Record set:
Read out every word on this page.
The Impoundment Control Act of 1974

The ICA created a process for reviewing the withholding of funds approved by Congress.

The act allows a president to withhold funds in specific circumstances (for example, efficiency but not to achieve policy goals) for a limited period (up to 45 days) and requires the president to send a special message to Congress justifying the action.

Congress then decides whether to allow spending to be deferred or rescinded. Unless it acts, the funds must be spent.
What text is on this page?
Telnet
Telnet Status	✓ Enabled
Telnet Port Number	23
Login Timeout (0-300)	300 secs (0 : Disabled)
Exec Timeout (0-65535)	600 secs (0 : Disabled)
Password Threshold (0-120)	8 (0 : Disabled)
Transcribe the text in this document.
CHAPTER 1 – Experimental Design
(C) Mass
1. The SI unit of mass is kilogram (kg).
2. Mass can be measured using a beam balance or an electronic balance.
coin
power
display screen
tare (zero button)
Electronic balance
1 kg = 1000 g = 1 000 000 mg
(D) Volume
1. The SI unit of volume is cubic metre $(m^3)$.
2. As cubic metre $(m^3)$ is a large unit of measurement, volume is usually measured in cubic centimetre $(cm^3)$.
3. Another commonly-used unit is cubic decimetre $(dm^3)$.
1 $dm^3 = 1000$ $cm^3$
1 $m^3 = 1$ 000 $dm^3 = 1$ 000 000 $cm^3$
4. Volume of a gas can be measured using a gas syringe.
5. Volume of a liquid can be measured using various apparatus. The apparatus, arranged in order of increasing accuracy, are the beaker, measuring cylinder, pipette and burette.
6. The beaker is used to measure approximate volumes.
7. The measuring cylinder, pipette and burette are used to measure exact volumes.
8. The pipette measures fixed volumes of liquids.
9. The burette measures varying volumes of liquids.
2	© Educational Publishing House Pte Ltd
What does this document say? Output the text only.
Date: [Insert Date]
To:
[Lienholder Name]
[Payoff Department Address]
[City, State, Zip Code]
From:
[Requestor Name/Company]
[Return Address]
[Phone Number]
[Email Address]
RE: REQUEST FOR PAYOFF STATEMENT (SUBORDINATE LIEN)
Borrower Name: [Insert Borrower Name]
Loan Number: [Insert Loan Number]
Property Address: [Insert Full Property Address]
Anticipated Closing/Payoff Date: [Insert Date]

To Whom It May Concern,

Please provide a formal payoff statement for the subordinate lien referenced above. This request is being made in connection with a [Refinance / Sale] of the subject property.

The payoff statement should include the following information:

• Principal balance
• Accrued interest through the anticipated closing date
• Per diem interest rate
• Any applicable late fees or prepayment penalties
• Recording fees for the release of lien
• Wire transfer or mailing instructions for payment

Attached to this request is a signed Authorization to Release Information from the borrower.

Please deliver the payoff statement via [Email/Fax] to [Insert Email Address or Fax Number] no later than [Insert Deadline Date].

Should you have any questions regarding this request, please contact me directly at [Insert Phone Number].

What needs to be done:
Go through the listing above and restate it word for word.

Answer in full:
Read out every word on this page.
The Impoundment Control Act of 1974

The ICA created a process for reviewing the withholding of funds approved by Congress.

The act allows a president to withhold funds in specific circumstances (for example, efficiency but not to achieve policy goals) for a limited period (up to 45 days) and requires the president to send a special message to Congress justifying the action.

Congress then decides whether to allow spending to be deferred or rescinded. Unless it acts, the funds must be spent.
What text is on this page?
Telnet
Telnet Status	✓ Enabled
Telnet Port Number	23
Login Timeout (0-300)	300 secs (0 : Disabled)
Exec Timeout (0-65535)	600 secs (0 : Disabled)
Password Threshold (0-120)	8 (0 : Disabled)
Transcribe the text in this document.
CHAPTER 1 – Experimental Design
(C) Mass
1. The SI unit of mass is kilogram (kg).
2. Mass can be measured using a beam balance or an electronic balance.
coin
power
display screen
tare (zero button)
Electronic balance
1 kg = 1000 g = 1 000 000 mg
(D) Volume
1. The SI unit of volume is cubic metre $(m^3)$.
2. As cubic metre $(m^3)$ is a large unit of measurement, volume is usually measured in cubic centimetre $(cm^3)$.
3. Another commonly-used unit is cubic decimetre $(dm^3)$.
1 $dm^3 = 1000$ $cm^3$
1 $m^3 = 1$ 000 $dm^3 = 1$ 000 000 $cm^3$
4. Volume of a gas can be measured using a gas syringe.
5. Volume of a liquid can be measured using various apparatus. The apparatus, arranged in order of increasing accuracy, are the beaker, measuring cylinder, pipette and burette.
6. The beaker is used to measure approximate volumes.
7. The measuring cylinder, pipette and burette are used to measure exact volumes.
8. The pipette measures fixed volumes of liquids.
9. The burette measures varying volumes of liquids.
2	© Educational Publishing House Pte Ltd
What does this document say? Output the text only.
Date: [Insert Date]
To:
[Lienholder Name]
[Payoff Department Address]
[City, State, Zip Code]
From:
[Requestor Name/Company]
[Return Address]
[Phone Number]
[Email Address]
RE: REQUEST FOR PAYOFF STATEMENT (SUBORDINATE LIEN)
Borrower Name: [Insert Borrower Name]
Loan Number: [Insert Loan Number]
Property Address: [Insert Full Property Address]
Anticipated Closing/Payoff Date: [Insert Date]

To Whom It May Concern,

Please provide a formal payoff statement for the subordinate lien referenced above. This request is being made in connection with a [Refinance / Sale] of the subject property.

The payoff statement should include the following information:

• Principal balance
• Accrued interest through the anticipated closing date
• Per diem interest rate
• Any applicable late fees or prepayment penalties
• Recording fees for the release of lien
• Wire transfer or mailing instructions for payment

Attached to this request is a signed Authorization to Release Information from the borrower.

Please deliver the payoff statement via [Email/Fax] to [Insert Email Address or Fax Number] no later than [Insert Deadline Date].

Should you have any questions regarding this request, please contact me directly at [Insert Phone Number].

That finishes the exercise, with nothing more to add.